### Consigne
Reproduisez fidèlement le passage de l'extrait ci-dessous qui s'ouvre sur les mots « Ryan Holiday, l’auteur » et se clôt sur « le Huffington Post. ».

### Extrait
------------------------------------------------------------------------
Ryan Holiday, un maestro de la manipulation du net, se confesse et révèle les techniques douteuses des mercenaires des blogs.
Ryan Holiday, l’auteur de Croyez-moi, je vous mens, confession-réquisitoire sur la blogosphère, est un troll professionnel ou, comme le dit le sous-titre de son ouvrage, un manipulateur des médias. Officiellement, il est attaché de presse et a été pendant plusieurs années directeur du marketing chez American Apparel. Il a quitté la marque de vêtements mais y émargeait encore en 2012, lors de la publication de ce livre aux Etats-Unis. Pour Holiday, le net, c’est l’enfer de la médiocrité et du mensonge, et en particulier les blogs, dans lesquels il inclut la plupart des sites d’information ou de potins, allant de Slate à Gawker en passant par le Huffington Post.
------------------------------------------------------------------------
### Données disponibles
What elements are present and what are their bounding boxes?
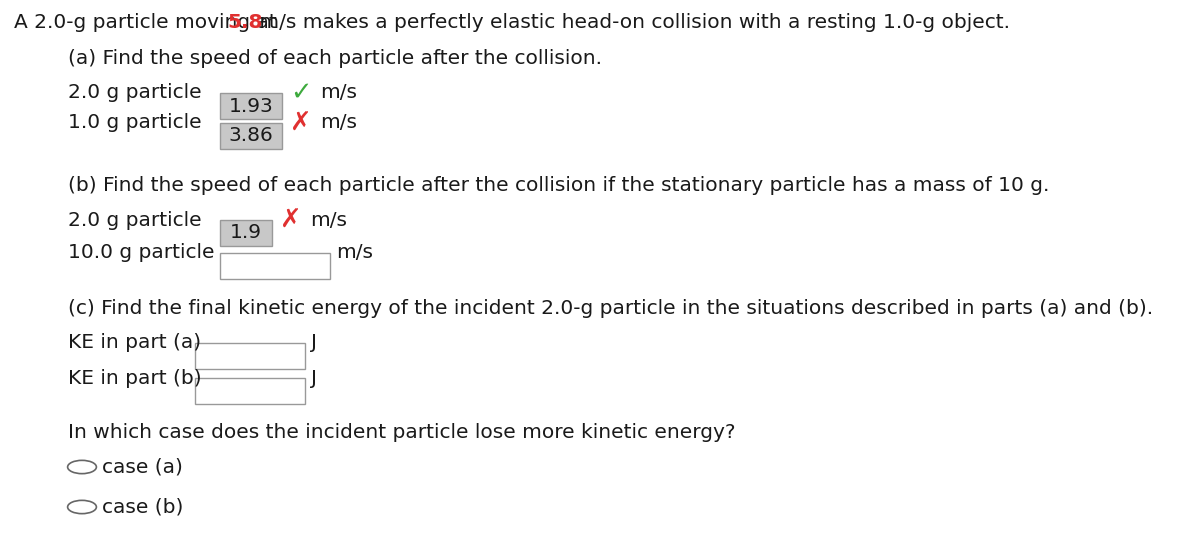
------------------------------------------------------------------------
### Résultat
Ryan Holiday, l’auteur de Croyez-moi, je vous mens, confession-réquisitoire sur la blogosphère, est un troll professionnel ou, comme le dit le sous-titre de son ouvrage, un manipulateur des médias. Officiellement, il est attaché de presse et a été pendant plusieurs années directeur du marketing chez American Apparel. Il a quitté la marque de vêtements mais y émargeait encore en 2012, lors de la publication de ce livre aux Etats-Unis. Pour Holiday, le net, c’est l’enfer de la médiocrité et du mensonge, et en particulier les blogs, dans lesquels il inclut la plupart des sites d’information ou de potins, allant de Slate à Gawker en passant par le Huffington Post.